§ **Challenge**: Set down the material below word for word, excluding the pictures.

Excerpt from a dataset
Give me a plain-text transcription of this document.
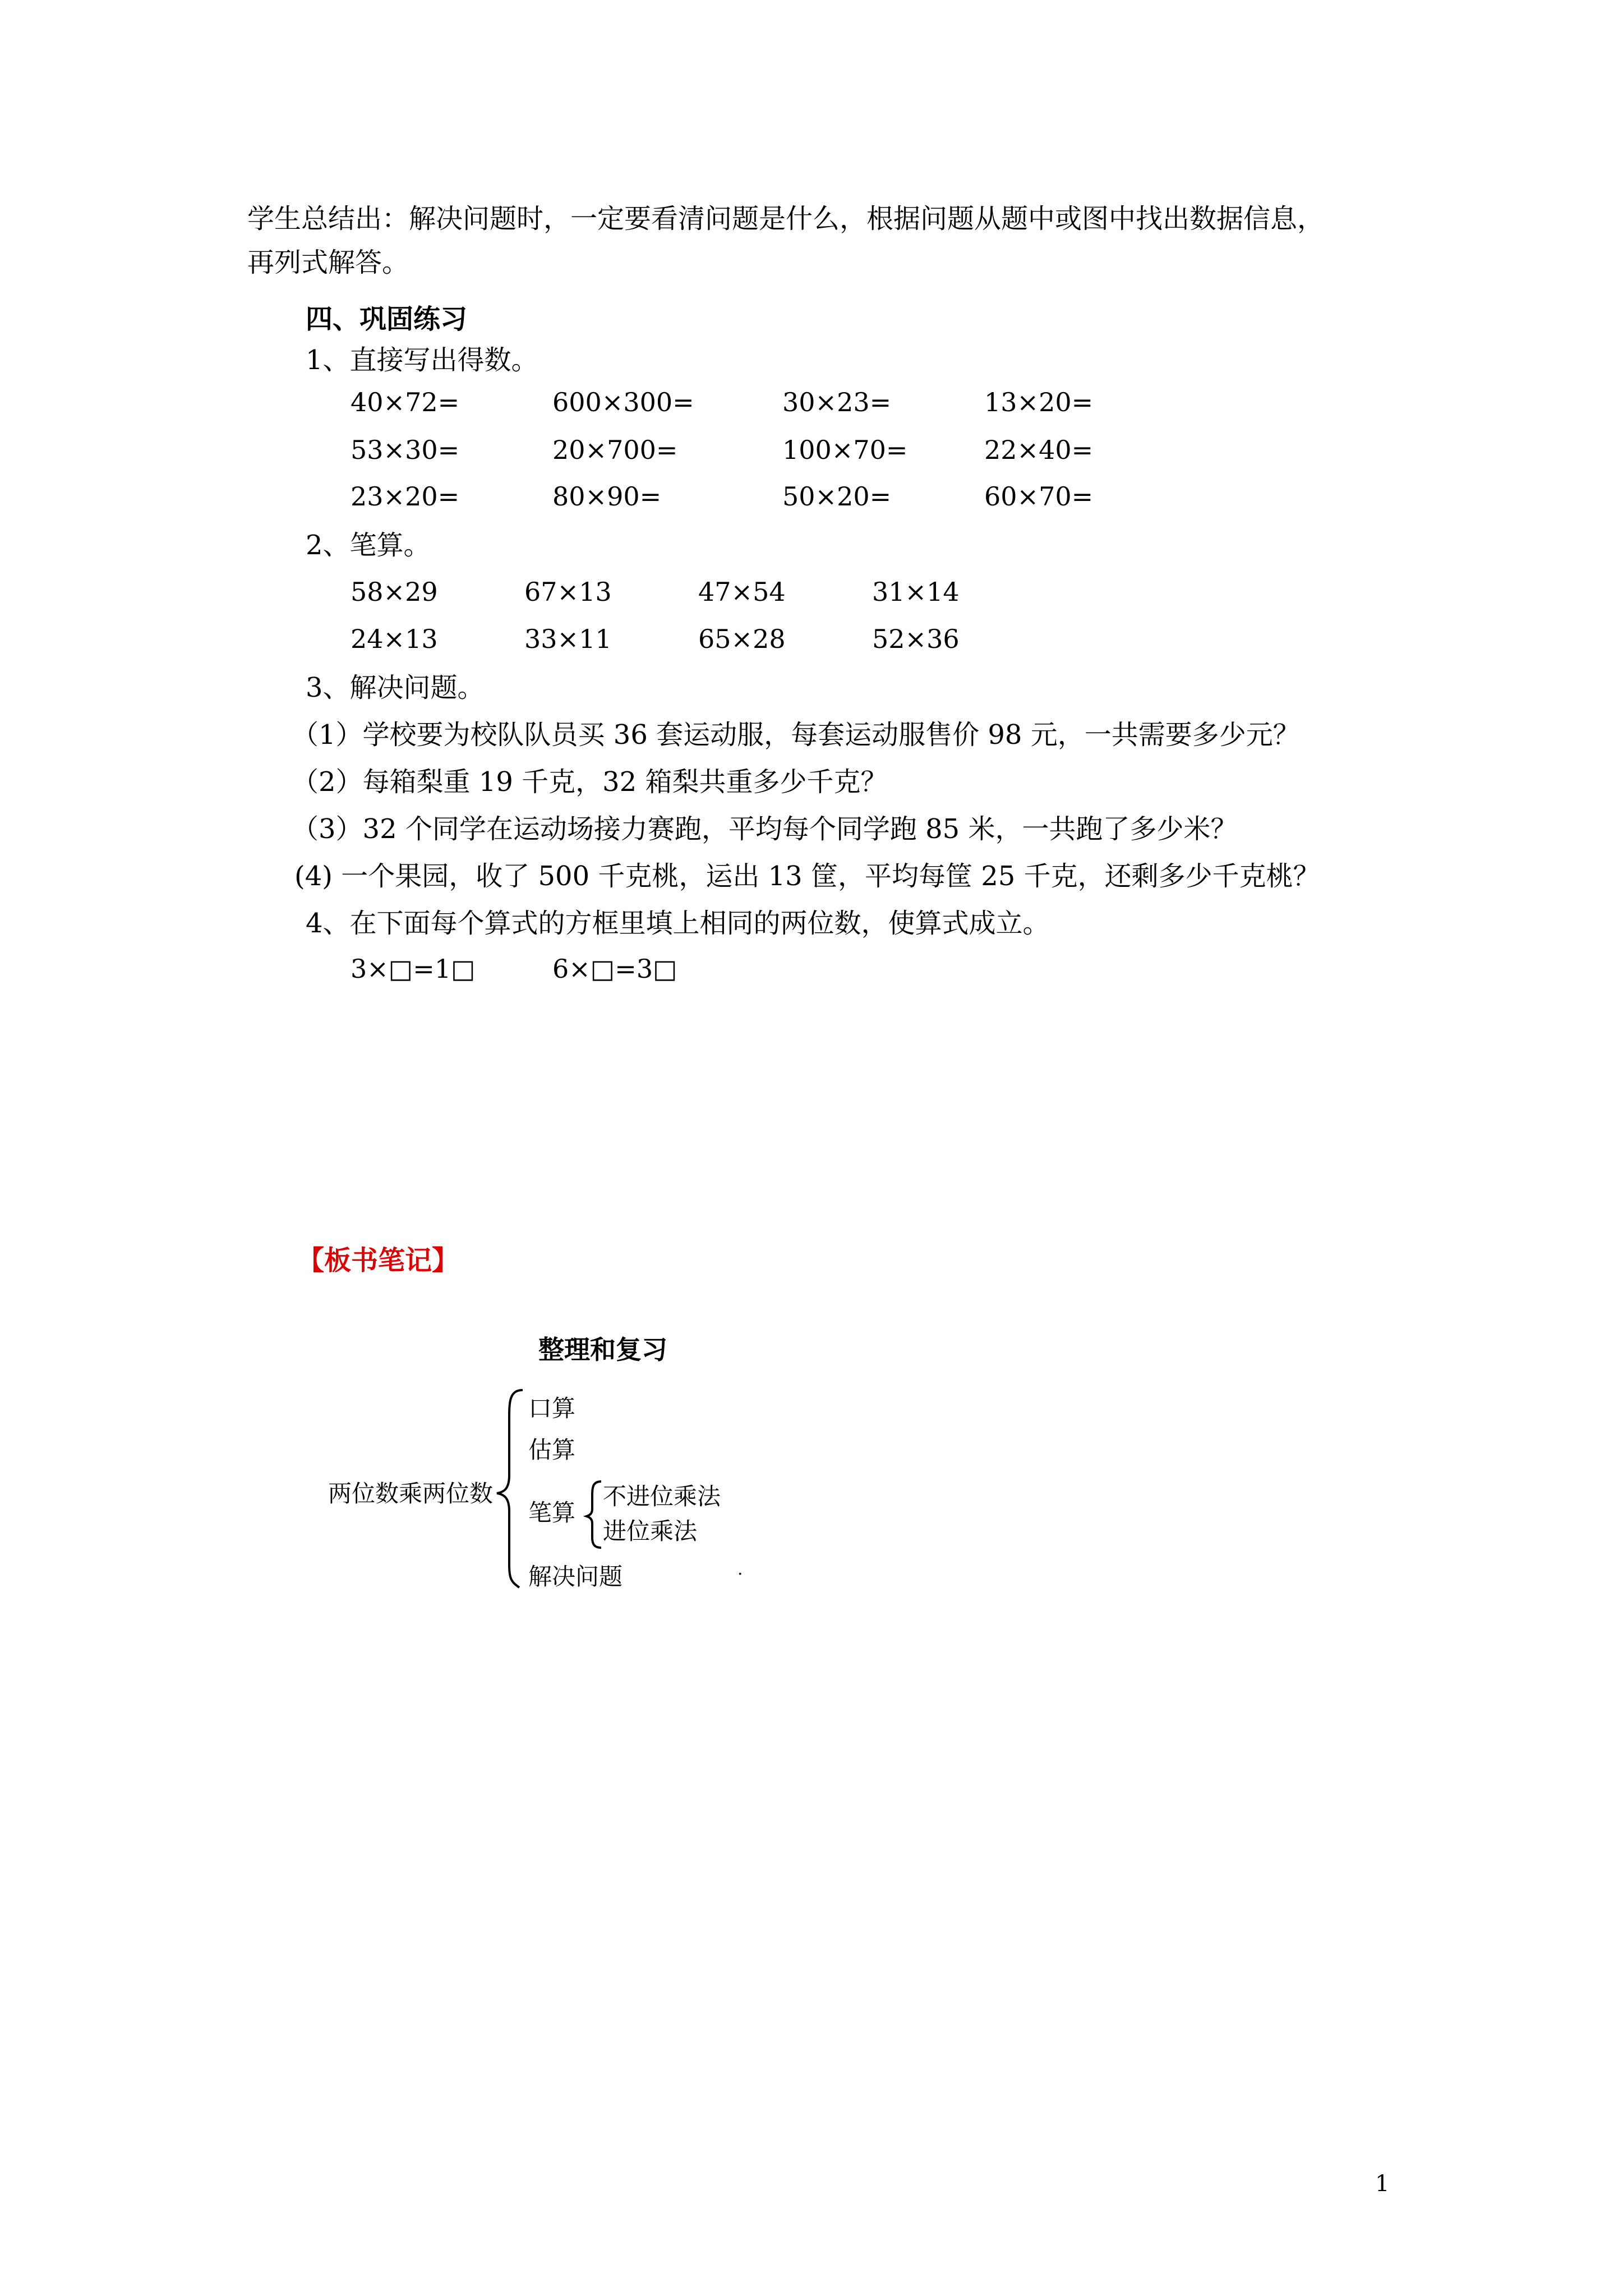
学生总结出：解决问题时，一定要看清问题是什么，根据问题从题中或图中找出数据信息，
再列式解答。
四、巩固练习
1、直接写出得数。
40×72=	600×300=	30×23=	13×20=
53×30=	20×700=	100×70=	22×40=
23×20=	80×90=	50×20=	60×70=
2、笔算。
58×29	67×13	47×54	31×14
24×13	33×11	65×28	52×36
3、解决问题。
（1）学校要为校队队员买 36 套运动服，每套运动服售价 98 元，一共需要多少元？
（2）每箱梨重 19 千克，32 箱梨共重多少千克？
（3）32 个同学在运动场接力赛跑，平均每个同学跑 85 米，一共跑了多少米？
(4) 一个果园，收了 500 千克桃，运出 13 筐，平均每筐 25 千克，还剩多少千克桃？
4、在下面每个算式的方框里填上相同的两位数，使算式成立。
3×□=1□	6×□=3□
【板书笔记】
整理和复习
两位数乘两位数
口算
估算
笔算
解决问题
不进位乘法
进位乘法
.
1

§ **Full response**:
Give me a plain-text transcription of this document.
学生总结出：解决问题时，一定要看清问题是什么，根据问题从题中或图中找出数据信息，
再列式解答。
四、巩固练习
1、直接写出得数。
40×72=	600×300=	30×23=	13×20=
53×30=	20×700=	100×70=	22×40=
23×20=	80×90=	50×20=	60×70=
2、笔算。
58×29	67×13	47×54	31×14
24×13	33×11	65×28	52×36
3、解决问题。
（1）学校要为校队队员买 36 套运动服，每套运动服售价 98 元，一共需要多少元？
（2）每箱梨重 19 千克，32 箱梨共重多少千克？
（3）32 个同学在运动场接力赛跑，平均每个同学跑 85 米，一共跑了多少米？
(4) 一个果园，收了 500 千克桃，运出 13 筐，平均每筐 25 千克，还剩多少千克桃？
4、在下面每个算式的方框里填上相同的两位数，使算式成立。
3×□=1□	6×□=3□
【板书笔记】
整理和复习
两位数乘两位数
口算
估算
笔算
解决问题
不进位乘法
进位乘法
.
1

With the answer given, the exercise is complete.